▶ Problem to work on: Using the data below, gather each line that includes the word "Change".

==========

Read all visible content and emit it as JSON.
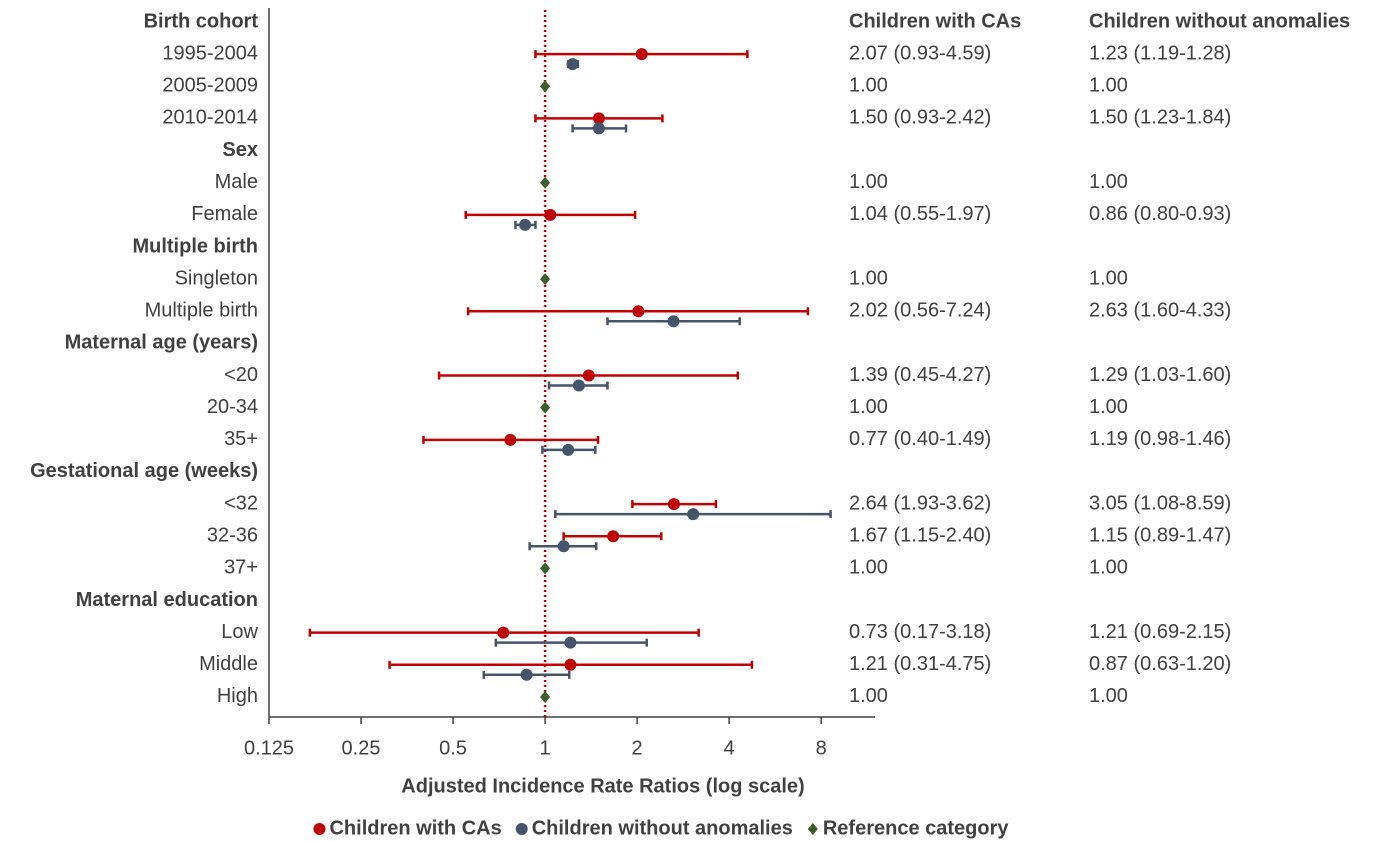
{
  "chart_data": {
    "type": "forest",
    "xlabel": "Adjusted Incidence Rate Ratios (log scale)",
    "log_scale": true,
    "xlim": [
      0.125,
      12
    ],
    "xticks": [
      0.125,
      0.25,
      0.5,
      1,
      2,
      4,
      8
    ],
    "reference_line": 1,
    "reference_line_color": "#c00000",
    "categories": [
      {
        "label": "Birth cohort",
        "header": true
      },
      {
        "label": "1995-2004",
        "header": false
      },
      {
        "label": "2005-2009",
        "header": false
      },
      {
        "label": "2010-2014",
        "header": false
      },
      {
        "label": "Sex",
        "header": true
      },
      {
        "label": "Male",
        "header": false
      },
      {
        "label": "Female",
        "header": false
      },
      {
        "label": "Multiple birth",
        "header": true
      },
      {
        "label": "Singleton",
        "header": false
      },
      {
        "label": "Multiple birth",
        "header": false
      },
      {
        "label": "Maternal age (years)",
        "header": true
      },
      {
        "label": "<20",
        "header": false
      },
      {
        "label": "20-34",
        "header": false
      },
      {
        "label": "35+",
        "header": false
      },
      {
        "label": "Gestational age (weeks)",
        "header": true
      },
      {
        "label": "<32",
        "header": false
      },
      {
        "label": "32-36",
        "header": false
      },
      {
        "label": "37+",
        "header": false
      },
      {
        "label": "Maternal education",
        "header": true
      },
      {
        "label": "Low",
        "header": false
      },
      {
        "label": "Middle",
        "header": false
      },
      {
        "label": "High",
        "header": false
      }
    ],
    "series": [
      {
        "name": "Children with CAs",
        "color": "#c00000",
        "marker": "circle",
        "values": [
          null,
          2.07,
          null,
          1.5,
          null,
          null,
          1.04,
          null,
          null,
          2.02,
          null,
          1.39,
          null,
          0.77,
          null,
          2.64,
          1.67,
          null,
          null,
          0.73,
          1.21,
          null
        ],
        "lower": [
          null,
          0.93,
          null,
          0.93,
          null,
          null,
          0.55,
          null,
          null,
          0.56,
          null,
          0.45,
          null,
          0.4,
          null,
          1.93,
          1.15,
          null,
          null,
          0.17,
          0.31,
          null
        ],
        "upper": [
          null,
          4.59,
          null,
          2.42,
          null,
          null,
          1.97,
          null,
          null,
          7.24,
          null,
          4.27,
          null,
          1.49,
          null,
          3.62,
          2.4,
          null,
          null,
          3.18,
          4.75,
          null
        ]
      },
      {
        "name": "Children without anomalies",
        "color": "#44546a",
        "marker": "circle",
        "values": [
          null,
          1.23,
          null,
          1.5,
          null,
          null,
          0.86,
          null,
          null,
          2.63,
          null,
          1.29,
          null,
          1.19,
          null,
          3.05,
          1.15,
          null,
          null,
          1.21,
          0.87,
          null
        ],
        "lower": [
          null,
          1.19,
          null,
          1.23,
          null,
          null,
          0.8,
          null,
          null,
          1.6,
          null,
          1.03,
          null,
          0.98,
          null,
          1.08,
          0.89,
          null,
          null,
          0.69,
          0.63,
          null
        ],
        "upper": [
          null,
          1.28,
          null,
          1.84,
          null,
          null,
          0.93,
          null,
          null,
          4.33,
          null,
          1.6,
          null,
          1.46,
          null,
          8.59,
          1.47,
          null,
          null,
          2.15,
          1.2,
          null
        ]
      },
      {
        "name": "Reference category",
        "color": "#3b5e2b",
        "marker": "diamond",
        "values": [
          null,
          null,
          1,
          null,
          null,
          1,
          null,
          null,
          1,
          null,
          null,
          null,
          1,
          null,
          null,
          null,
          null,
          1,
          null,
          null,
          null,
          1
        ]
      }
    ],
    "table": {
      "columns": [
        {
          "header": "Children with CAs",
          "cells": [
            null,
            "2.07 (0.93-4.59)",
            "1.00",
            "1.50 (0.93-2.42)",
            null,
            "1.00",
            "1.04 (0.55-1.97)",
            null,
            "1.00",
            "2.02 (0.56-7.24)",
            null,
            "1.39 (0.45-4.27)",
            "1.00",
            "0.77 (0.40-1.49)",
            null,
            "2.64 (1.93-3.62)",
            "1.67 (1.15-2.40)",
            "1.00",
            null,
            "0.73 (0.17-3.18)",
            "1.21 (0.31-4.75)",
            "1.00"
          ]
        },
        {
          "header": "Children without anomalies",
          "cells": [
            null,
            "1.23 (1.19-1.28)",
            "1.00",
            "1.50 (1.23-1.84)",
            null,
            "1.00",
            "0.86 (0.80-0.93)",
            null,
            "1.00",
            "2.63 (1.60-4.33)",
            null,
            "1.29 (1.03-1.60)",
            "1.00",
            "1.19 (0.98-1.46)",
            null,
            "3.05 (1.08-8.59)",
            "1.15 (0.89-1.47)",
            "1.00",
            null,
            "1.21 (0.69-2.15)",
            "0.87 (0.63-1.20)",
            "1.00"
          ]
        }
      ]
    }
  }
}
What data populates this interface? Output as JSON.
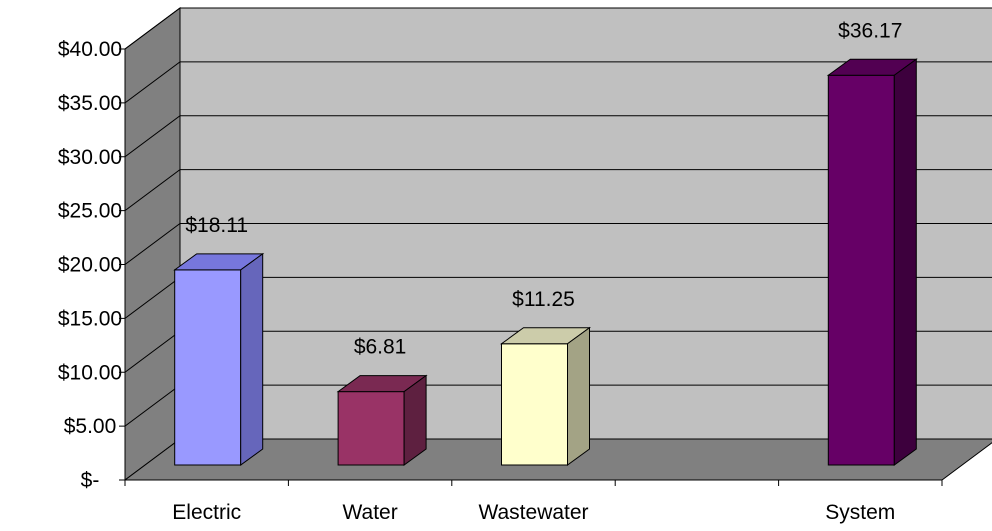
{
  "chart_data": {
    "type": "bar",
    "style": "3d-column",
    "categories": [
      "Electric",
      "Water",
      "Wastewater",
      "",
      "System"
    ],
    "values": [
      18.11,
      6.81,
      11.25,
      null,
      36.17
    ],
    "data_labels": [
      "$18.11",
      "$6.81",
      "$11.25",
      "",
      "$36.17"
    ],
    "y_tick_labels": [
      "$-",
      "$5.00",
      "$10.00",
      "$15.00",
      "$20.00",
      "$25.00",
      "$30.00",
      "$35.00",
      "$40.00"
    ],
    "ylim": [
      0,
      40
    ],
    "y_step": 5,
    "title": "",
    "xlabel": "",
    "ylabel": "",
    "grid": true,
    "legend": "none",
    "colors": {
      "wall": "#c0c0c0",
      "side_wall": "#808080",
      "floor": "#808080",
      "gridline": "#000000",
      "bars": [
        {
          "front": "#9999ff",
          "top": "#7777dd",
          "side": "#6666bb"
        },
        {
          "front": "#993366",
          "top": "#7a2952",
          "side": "#5e2040"
        },
        {
          "front": "#ffffcc",
          "top": "#ccccaa",
          "side": "#a3a385"
        },
        null,
        {
          "front": "#660066",
          "top": "#520052",
          "side": "#3d003d"
        }
      ]
    }
  }
}
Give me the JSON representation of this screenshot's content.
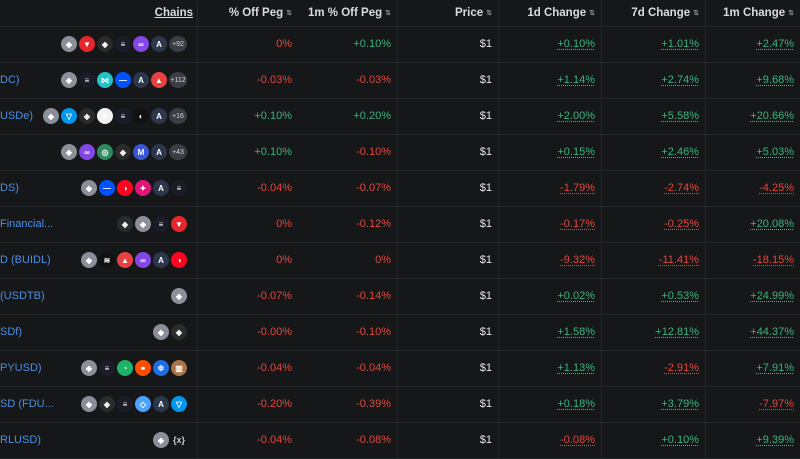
{
  "header": {
    "chains": "Chains",
    "off_peg": "% Off Peg",
    "off_peg_1m": "1m % Off Peg",
    "price": "Price",
    "change_1d": "1d Change",
    "change_7d": "7d Change",
    "change_1m": "1m Change"
  },
  "rows": [
    {
      "name": "",
      "chains": [
        {
          "n": "ethereum-icon",
          "bg": "#8a8f99",
          "g": "◆"
        },
        {
          "n": "tron-icon",
          "bg": "#e5262c",
          "g": "▼"
        },
        {
          "n": "bnb-icon",
          "bg": "#2b2b2b",
          "g": "◈"
        },
        {
          "n": "solana-icon",
          "bg": "#1c1c28",
          "g": "≡"
        },
        {
          "n": "polygon-icon",
          "bg": "#8247e5",
          "g": "∞"
        },
        {
          "n": "arbitrum-icon",
          "bg": "#2d374b",
          "g": "A"
        }
      ],
      "more": "+92",
      "off_peg": "0%",
      "off_peg_1m": "+0.10%",
      "price": "$1",
      "d1": "+0.10%",
      "d7": "+1.01%",
      "m1": "+2.47%"
    },
    {
      "name": "DC)",
      "chains": [
        {
          "n": "ethereum-icon",
          "bg": "#8a8f99",
          "g": "◆"
        },
        {
          "n": "solana-icon",
          "bg": "#1c1c28",
          "g": "≡"
        },
        {
          "n": "sui-icon",
          "bg": "#22c3c9",
          "g": "⋈"
        },
        {
          "n": "base-icon",
          "bg": "#0052ff",
          "g": "—"
        },
        {
          "n": "arbitrum-icon",
          "bg": "#2d374b",
          "g": "A"
        },
        {
          "n": "avalanche-icon",
          "bg": "#e84142",
          "g": "▲"
        }
      ],
      "more": "+112",
      "off_peg": "-0.03%",
      "off_peg_1m": "-0.03%",
      "price": "$1",
      "d1": "+1.14%",
      "d7": "+2.74%",
      "m1": "+9.68%"
    },
    {
      "name": "USDe)",
      "chains": [
        {
          "n": "ethereum-icon",
          "bg": "#8a8f99",
          "g": "◆"
        },
        {
          "n": "ton-icon",
          "bg": "#0098ea",
          "g": "▽"
        },
        {
          "n": "bnb-icon",
          "bg": "#2b2b2b",
          "g": "◈"
        },
        {
          "n": "ethena-icon",
          "bg": "#f2f2f2",
          "g": "✳"
        },
        {
          "n": "solana-icon",
          "bg": "#1c1c28",
          "g": "≡"
        },
        {
          "n": "blast-icon",
          "bg": "#111111",
          "g": "◐"
        },
        {
          "n": "arbitrum-icon",
          "bg": "#2d374b",
          "g": "A"
        }
      ],
      "more": "+16",
      "off_peg": "+0.10%",
      "off_peg_1m": "+0.20%",
      "price": "$1",
      "d1": "+2.00%",
      "d7": "+5.58%",
      "m1": "+20.66%"
    },
    {
      "name": "",
      "chains": [
        {
          "n": "ethereum-icon",
          "bg": "#8a8f99",
          "g": "◆"
        },
        {
          "n": "polygon-icon",
          "bg": "#8247e5",
          "g": "∞"
        },
        {
          "n": "gnosis-icon",
          "bg": "#2f8a5f",
          "g": "◎"
        },
        {
          "n": "bnb-icon",
          "bg": "#2b2b2b",
          "g": "◈"
        },
        {
          "n": "metis-icon",
          "bg": "#3a56d6",
          "g": "M"
        },
        {
          "n": "arbitrum-icon",
          "bg": "#2d374b",
          "g": "A"
        }
      ],
      "more": "+43",
      "off_peg": "+0.10%",
      "off_peg_1m": "-0.10%",
      "price": "$1",
      "d1": "+0.15%",
      "d7": "+2.46%",
      "m1": "+5.03%"
    },
    {
      "name": "DS)",
      "chains": [
        {
          "n": "ethereum-icon",
          "bg": "#8a8f99",
          "g": "◆"
        },
        {
          "n": "base-icon",
          "bg": "#0052ff",
          "g": "—"
        },
        {
          "n": "optimism-icon",
          "bg": "#ff0420",
          "g": "◑"
        },
        {
          "n": "zora-icon",
          "bg": "#e0157a",
          "g": "✦"
        },
        {
          "n": "arbitrum-icon",
          "bg": "#2d374b",
          "g": "A"
        },
        {
          "n": "solana-icon",
          "bg": "#1c1c28",
          "g": "≡"
        }
      ],
      "more": "",
      "off_peg": "-0.04%",
      "off_peg_1m": "-0.07%",
      "price": "$1",
      "d1": "-1.79%",
      "d7": "-2.74%",
      "m1": "-4.25%"
    },
    {
      "name": "Financial...",
      "chains": [
        {
          "n": "bnb-icon",
          "bg": "#2b2b2b",
          "g": "◈"
        },
        {
          "n": "ethereum-icon",
          "bg": "#8a8f99",
          "g": "◆"
        },
        {
          "n": "solana-icon",
          "bg": "#1c1c28",
          "g": "≡"
        },
        {
          "n": "tron-icon",
          "bg": "#e5262c",
          "g": "▼"
        }
      ],
      "more": "",
      "off_peg": "0%",
      "off_peg_1m": "-0.12%",
      "price": "$1",
      "d1": "-0.17%",
      "d7": "-0.25%",
      "m1": "+20.08%"
    },
    {
      "name": "D (BUIDL)",
      "chains": [
        {
          "n": "ethereum-icon",
          "bg": "#8a8f99",
          "g": "◆"
        },
        {
          "n": "aptos-icon",
          "bg": "#111111",
          "g": "≋"
        },
        {
          "n": "avalanche-icon",
          "bg": "#e84142",
          "g": "▲"
        },
        {
          "n": "polygon-icon",
          "bg": "#8247e5",
          "g": "∞"
        },
        {
          "n": "arbitrum-icon",
          "bg": "#2d374b",
          "g": "A"
        },
        {
          "n": "optimism-icon",
          "bg": "#ff0420",
          "g": "◑"
        }
      ],
      "more": "",
      "off_peg": "0%",
      "off_peg_1m": "0%",
      "price": "$1",
      "d1": "-9.32%",
      "d7": "-11.41%",
      "m1": "-18.15%"
    },
    {
      "name": "(USDTB)",
      "chains": [
        {
          "n": "ethereum-icon",
          "bg": "#8a8f99",
          "g": "◆"
        }
      ],
      "more": "",
      "off_peg": "-0.07%",
      "off_peg_1m": "-0.14%",
      "price": "$1",
      "d1": "+0.02%",
      "d7": "+0.53%",
      "m1": "+24.99%"
    },
    {
      "name": "SDf)",
      "chains": [
        {
          "n": "ethereum-icon",
          "bg": "#8a8f99",
          "g": "◆"
        },
        {
          "n": "bnb-icon",
          "bg": "#2b2b2b",
          "g": "◈"
        }
      ],
      "more": "",
      "off_peg": "-0.00%",
      "off_peg_1m": "-0.10%",
      "price": "$1",
      "d1": "+1.58%",
      "d7": "+12.81%",
      "m1": "+44.37%"
    },
    {
      "name": "PYUSD)",
      "chains": [
        {
          "n": "ethereum-icon",
          "bg": "#8a8f99",
          "g": "◆"
        },
        {
          "n": "solana-icon",
          "bg": "#1c1c28",
          "g": "≡"
        },
        {
          "n": "sei-icon",
          "bg": "#1db36b",
          "g": "◔"
        },
        {
          "n": "fantom-icon",
          "bg": "#ff4d00",
          "g": "⚭"
        },
        {
          "n": "celo-icon",
          "bg": "#1d6ee0",
          "g": "✲"
        },
        {
          "n": "near-icon",
          "bg": "#a87346",
          "g": "▥"
        }
      ],
      "more": "",
      "off_peg": "-0.04%",
      "off_peg_1m": "-0.04%",
      "price": "$1",
      "d1": "+1.13%",
      "d7": "-2.91%",
      "m1": "+7.91%"
    },
    {
      "name": "SD (FDU...",
      "chains": [
        {
          "n": "ethereum-icon",
          "bg": "#8a8f99",
          "g": "◆"
        },
        {
          "n": "bnb-icon",
          "bg": "#2b2b2b",
          "g": "◈"
        },
        {
          "n": "solana-icon",
          "bg": "#1c1c28",
          "g": "≡"
        },
        {
          "n": "sui-icon",
          "bg": "#4da2ff",
          "g": "◇"
        },
        {
          "n": "arbitrum-icon",
          "bg": "#2d374b",
          "g": "A"
        },
        {
          "n": "ton-icon",
          "bg": "#0098ea",
          "g": "▽"
        }
      ],
      "more": "",
      "off_peg": "-0.20%",
      "off_peg_1m": "-0.39%",
      "price": "$1",
      "d1": "+0.18%",
      "d7": "+3.79%",
      "m1": "-7.97%"
    },
    {
      "name": "RLUSD)",
      "chains": [
        {
          "n": "ethereum-icon",
          "bg": "#8a8f99",
          "g": "◆"
        },
        {
          "n": "xrpl-icon",
          "bg": "transparent",
          "g": "{x}"
        }
      ],
      "more": "",
      "off_peg": "-0.04%",
      "off_peg_1m": "-0.08%",
      "price": "$1",
      "d1": "-0.08%",
      "d7": "+0.10%",
      "m1": "+9.39%"
    }
  ]
}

==========

▶ Solution:
    "change_1d": "1d Change",
    "change_7d": "7d Change",
    "change_1m": "1m Change"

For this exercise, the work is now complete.